Written instruction:
Copy out the complete listing, word for word.

##############################

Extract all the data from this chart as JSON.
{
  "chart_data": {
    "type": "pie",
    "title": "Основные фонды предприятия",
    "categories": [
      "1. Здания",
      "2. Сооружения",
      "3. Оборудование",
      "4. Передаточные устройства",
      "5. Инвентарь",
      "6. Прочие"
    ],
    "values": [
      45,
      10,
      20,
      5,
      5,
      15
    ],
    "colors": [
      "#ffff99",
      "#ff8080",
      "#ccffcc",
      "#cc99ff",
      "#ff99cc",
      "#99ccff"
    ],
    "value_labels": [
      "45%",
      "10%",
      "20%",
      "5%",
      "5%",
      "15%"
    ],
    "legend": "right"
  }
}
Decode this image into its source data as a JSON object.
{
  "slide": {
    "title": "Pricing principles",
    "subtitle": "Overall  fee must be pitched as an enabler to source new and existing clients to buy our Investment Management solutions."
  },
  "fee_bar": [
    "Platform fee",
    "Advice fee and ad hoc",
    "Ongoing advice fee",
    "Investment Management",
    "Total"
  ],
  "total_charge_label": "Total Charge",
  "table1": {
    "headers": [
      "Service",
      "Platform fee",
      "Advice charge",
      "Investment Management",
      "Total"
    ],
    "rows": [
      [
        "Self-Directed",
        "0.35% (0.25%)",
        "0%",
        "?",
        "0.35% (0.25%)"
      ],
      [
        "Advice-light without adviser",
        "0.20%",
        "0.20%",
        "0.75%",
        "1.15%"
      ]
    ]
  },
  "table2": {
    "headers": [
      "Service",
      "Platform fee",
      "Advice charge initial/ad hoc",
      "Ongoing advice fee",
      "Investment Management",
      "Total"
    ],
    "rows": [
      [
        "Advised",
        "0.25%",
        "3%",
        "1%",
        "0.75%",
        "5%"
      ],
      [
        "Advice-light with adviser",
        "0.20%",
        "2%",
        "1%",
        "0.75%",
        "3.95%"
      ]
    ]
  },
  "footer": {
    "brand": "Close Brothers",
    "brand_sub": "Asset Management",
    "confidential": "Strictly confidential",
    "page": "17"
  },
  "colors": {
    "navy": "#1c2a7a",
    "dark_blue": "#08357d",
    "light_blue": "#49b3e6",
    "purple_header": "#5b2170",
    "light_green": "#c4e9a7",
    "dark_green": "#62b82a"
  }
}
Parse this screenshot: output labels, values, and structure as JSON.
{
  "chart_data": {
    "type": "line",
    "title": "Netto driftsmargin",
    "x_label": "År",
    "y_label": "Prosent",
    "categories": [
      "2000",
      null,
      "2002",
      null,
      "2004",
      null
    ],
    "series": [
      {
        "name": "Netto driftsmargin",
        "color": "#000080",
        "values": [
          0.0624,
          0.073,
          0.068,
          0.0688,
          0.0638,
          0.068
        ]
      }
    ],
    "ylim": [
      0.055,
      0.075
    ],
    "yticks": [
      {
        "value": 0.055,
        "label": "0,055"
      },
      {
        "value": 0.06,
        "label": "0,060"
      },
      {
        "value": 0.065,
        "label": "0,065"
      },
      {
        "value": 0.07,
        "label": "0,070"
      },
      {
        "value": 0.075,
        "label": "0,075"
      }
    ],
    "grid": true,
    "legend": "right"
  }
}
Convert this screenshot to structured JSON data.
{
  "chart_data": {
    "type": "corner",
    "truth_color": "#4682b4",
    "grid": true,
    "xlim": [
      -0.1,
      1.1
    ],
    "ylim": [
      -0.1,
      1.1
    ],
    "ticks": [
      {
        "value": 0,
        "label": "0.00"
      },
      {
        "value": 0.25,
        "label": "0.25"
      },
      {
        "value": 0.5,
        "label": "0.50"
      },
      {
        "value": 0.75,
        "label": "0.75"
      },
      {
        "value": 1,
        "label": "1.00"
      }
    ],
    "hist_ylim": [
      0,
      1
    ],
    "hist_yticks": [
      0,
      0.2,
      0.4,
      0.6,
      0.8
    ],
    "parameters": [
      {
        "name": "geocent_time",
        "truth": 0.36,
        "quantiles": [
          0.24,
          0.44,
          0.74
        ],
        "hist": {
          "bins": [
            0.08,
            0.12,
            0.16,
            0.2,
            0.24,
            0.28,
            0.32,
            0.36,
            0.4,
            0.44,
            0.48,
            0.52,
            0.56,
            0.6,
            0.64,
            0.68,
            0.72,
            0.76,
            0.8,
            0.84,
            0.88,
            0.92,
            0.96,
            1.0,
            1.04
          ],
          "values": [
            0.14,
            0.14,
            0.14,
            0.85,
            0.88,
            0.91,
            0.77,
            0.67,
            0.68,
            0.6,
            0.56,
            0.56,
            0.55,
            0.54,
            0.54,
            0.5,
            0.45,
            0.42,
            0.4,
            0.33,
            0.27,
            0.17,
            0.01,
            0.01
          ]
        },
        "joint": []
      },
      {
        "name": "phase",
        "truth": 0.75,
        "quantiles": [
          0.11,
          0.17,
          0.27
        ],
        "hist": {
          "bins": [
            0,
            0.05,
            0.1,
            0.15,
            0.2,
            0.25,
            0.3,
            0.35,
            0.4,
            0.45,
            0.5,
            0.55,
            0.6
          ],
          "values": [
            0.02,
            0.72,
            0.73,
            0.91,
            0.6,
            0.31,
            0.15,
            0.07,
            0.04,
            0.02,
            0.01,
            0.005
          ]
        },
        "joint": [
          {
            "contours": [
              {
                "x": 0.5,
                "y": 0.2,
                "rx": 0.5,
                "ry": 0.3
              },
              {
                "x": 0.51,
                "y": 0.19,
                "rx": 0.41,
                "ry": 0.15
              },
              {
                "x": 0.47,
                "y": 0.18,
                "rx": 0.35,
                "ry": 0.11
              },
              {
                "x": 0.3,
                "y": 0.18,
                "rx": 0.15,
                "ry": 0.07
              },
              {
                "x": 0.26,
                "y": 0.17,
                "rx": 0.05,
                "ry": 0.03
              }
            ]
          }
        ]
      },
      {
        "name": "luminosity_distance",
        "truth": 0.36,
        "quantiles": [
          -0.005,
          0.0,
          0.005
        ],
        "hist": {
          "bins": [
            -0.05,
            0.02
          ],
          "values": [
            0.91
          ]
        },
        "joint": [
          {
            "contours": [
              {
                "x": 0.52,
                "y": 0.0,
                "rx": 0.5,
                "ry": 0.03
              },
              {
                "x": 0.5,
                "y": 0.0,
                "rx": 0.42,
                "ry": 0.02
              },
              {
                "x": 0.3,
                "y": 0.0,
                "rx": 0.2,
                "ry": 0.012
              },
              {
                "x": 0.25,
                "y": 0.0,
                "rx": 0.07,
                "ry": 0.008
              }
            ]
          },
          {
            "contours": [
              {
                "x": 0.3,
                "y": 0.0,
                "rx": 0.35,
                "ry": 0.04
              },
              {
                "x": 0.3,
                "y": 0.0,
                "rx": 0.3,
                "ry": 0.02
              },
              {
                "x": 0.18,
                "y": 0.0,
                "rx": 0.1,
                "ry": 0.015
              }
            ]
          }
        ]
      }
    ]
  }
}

##############################

Result of this task:
Extract all the data from this chart as JSON.
{
  "chart_data": {
    "type": "pie",
    "title": "Основные фонды предприятия",
    "categories": [
      "1. Здания",
      "2. Сооружения",
      "3. Оборудование",
      "4. Передаточные устройства",
      "5. Инвентарь",
      "6. Прочие"
    ],
    "values": [
      45,
      10,
      20,
      5,
      5,
      15
    ],
    "colors": [
      "#ffff99",
      "#ff8080",
      "#ccffcc",
      "#cc99ff",
      "#ff99cc",
      "#99ccff"
    ],
    "value_labels": [
      "45%",
      "10%",
      "20%",
      "5%",
      "5%",
      "15%"
    ],
    "legend": "right"
  }
}
Decode this image into its source data as a JSON object.
{
  "slide": {
    "title": "Pricing principles",
    "subtitle": "Overall  fee must be pitched as an enabler to source new and existing clients to buy our Investment Management solutions."
  },
  "fee_bar": [
    "Platform fee",
    "Advice fee and ad hoc",
    "Ongoing advice fee",
    "Investment Management",
    "Total"
  ],
  "total_charge_label": "Total Charge",
  "table1": {
    "headers": [
      "Service",
      "Platform fee",
      "Advice charge",
      "Investment Management",
      "Total"
    ],
    "rows": [
      [
        "Self-Directed",
        "0.35% (0.25%)",
        "0%",
        "?",
        "0.35% (0.25%)"
      ],
      [
        "Advice-light without adviser",
        "0.20%",
        "0.20%",
        "0.75%",
        "1.15%"
      ]
    ]
  },
  "table2": {
    "headers": [
      "Service",
      "Platform fee",
      "Advice charge initial/ad hoc",
      "Ongoing advice fee",
      "Investment Management",
      "Total"
    ],
    "rows": [
      [
        "Advised",
        "0.25%",
        "3%",
        "1%",
        "0.75%",
        "5%"
      ],
      [
        "Advice-light with adviser",
        "0.20%",
        "2%",
        "1%",
        "0.75%",
        "3.95%"
      ]
    ]
  },
  "footer": {
    "brand": "Close Brothers",
    "brand_sub": "Asset Management",
    "confidential": "Strictly confidential",
    "page": "17"
  },
  "colors": {
    "navy": "#1c2a7a",
    "dark_blue": "#08357d",
    "light_blue": "#49b3e6",
    "purple_header": "#5b2170",
    "light_green": "#c4e9a7",
    "dark_green": "#62b82a"
  }
}
Parse this screenshot: output labels, values, and structure as JSON.
{
  "chart_data": {
    "type": "line",
    "title": "Netto driftsmargin",
    "x_label": "År",
    "y_label": "Prosent",
    "categories": [
      "2000",
      null,
      "2002",
      null,
      "2004",
      null
    ],
    "series": [
      {
        "name": "Netto driftsmargin",
        "color": "#000080",
        "values": [
          0.0624,
          0.073,
          0.068,
          0.0688,
          0.0638,
          0.068
        ]
      }
    ],
    "ylim": [
      0.055,
      0.075
    ],
    "yticks": [
      {
        "value": 0.055,
        "label": "0,055"
      },
      {
        "value": 0.06,
        "label": "0,060"
      },
      {
        "value": 0.065,
        "label": "0,065"
      },
      {
        "value": 0.07,
        "label": "0,070"
      },
      {
        "value": 0.075,
        "label": "0,075"
      }
    ],
    "grid": true,
    "legend": "right"
  }
}
Convert this screenshot to structured JSON data.
{
  "chart_data": {
    "type": "corner",
    "truth_color": "#4682b4",
    "grid": true,
    "xlim": [
      -0.1,
      1.1
    ],
    "ylim": [
      -0.1,
      1.1
    ],
    "ticks": [
      {
        "value": 0,
        "label": "0.00"
      },
      {
        "value": 0.25,
        "label": "0.25"
      },
      {
        "value": 0.5,
        "label": "0.50"
      },
      {
        "value": 0.75,
        "label": "0.75"
      },
      {
        "value": 1,
        "label": "1.00"
      }
    ],
    "hist_ylim": [
      0,
      1
    ],
    "hist_yticks": [
      0,
      0.2,
      0.4,
      0.6,
      0.8
    ],
    "parameters": [
      {
        "name": "geocent_time",
        "truth": 0.36,
        "quantiles": [
          0.24,
          0.44,
          0.74
        ],
        "hist": {
          "bins": [
            0.08,
            0.12,
            0.16,
            0.2,
            0.24,
            0.28,
            0.32,
            0.36,
            0.4,
            0.44,
            0.48,
            0.52,
            0.56,
            0.6,
            0.64,
            0.68,
            0.72,
            0.76,
            0.8,
            0.84,
            0.88,
            0.92,
            0.96,
            1.0,
            1.04
          ],
          "values": [
            0.14,
            0.14,
            0.14,
            0.85,
            0.88,
            0.91,
            0.77,
            0.67,
            0.68,
            0.6,
            0.56,
            0.56,
            0.55,
            0.54,
            0.54,
            0.5,
            0.45,
            0.42,
            0.4,
            0.33,
            0.27,
            0.17,
            0.01,
            0.01
          ]
        },
        "joint": []
      },
      {
        "name": "phase",
        "truth": 0.75,
        "quantiles": [
          0.11,
          0.17,
          0.27
        ],
        "hist": {
          "bins": [
            0,
            0.05,
            0.1,
            0.15,
            0.2,
            0.25,
            0.3,
            0.35,
            0.4,
            0.45,
            0.5,
            0.55,
            0.6
          ],
          "values": [
            0.02,
            0.72,
            0.73,
            0.91,
            0.6,
            0.31,
            0.15,
            0.07,
            0.04,
            0.02,
            0.01,
            0.005
          ]
        },
        "joint": [
          {
            "contours": [
              {
                "x": 0.5,
                "y": 0.2,
                "rx": 0.5,
                "ry": 0.3
              },
              {
                "x": 0.51,
                "y": 0.19,
                "rx": 0.41,
                "ry": 0.15
              },
              {
                "x": 0.47,
                "y": 0.18,
                "rx": 0.35,
                "ry": 0.11
              },
              {
                "x": 0.3,
                "y": 0.18,
                "rx": 0.15,
                "ry": 0.07
              },
              {
                "x": 0.26,
                "y": 0.17,
                "rx": 0.05,
                "ry": 0.03
              }
            ]
          }
        ]
      },
      {
        "name": "luminosity_distance",
        "truth": 0.36,
        "quantiles": [
          -0.005,
          0.0,
          0.005
        ],
        "hist": {
          "bins": [
            -0.05,
            0.02
          ],
          "values": [
            0.91
          ]
        },
        "joint": [
          {
            "contours": [
              {
                "x": 0.52,
                "y": 0.0,
                "rx": 0.5,
                "ry": 0.03
              },
              {
                "x": 0.5,
                "y": 0.0,
                "rx": 0.42,
                "ry": 0.02
              },
              {
                "x": 0.3,
                "y": 0.0,
                "rx": 0.2,
                "ry": 0.012
              },
              {
                "x": 0.25,
                "y": 0.0,
                "rx": 0.07,
                "ry": 0.008
              }
            ]
          },
          {
            "contours": [
              {
                "x": 0.3,
                "y": 0.0,
                "rx": 0.35,
                "ry": 0.04
              },
              {
                "x": 0.3,
                "y": 0.0,
                "rx": 0.3,
                "ry": 0.02
              },
              {
                "x": 0.18,
                "y": 0.0,
                "rx": 0.1,
                "ry": 0.015
              }
            ]
          }
        ]
      }
    ]
  }
}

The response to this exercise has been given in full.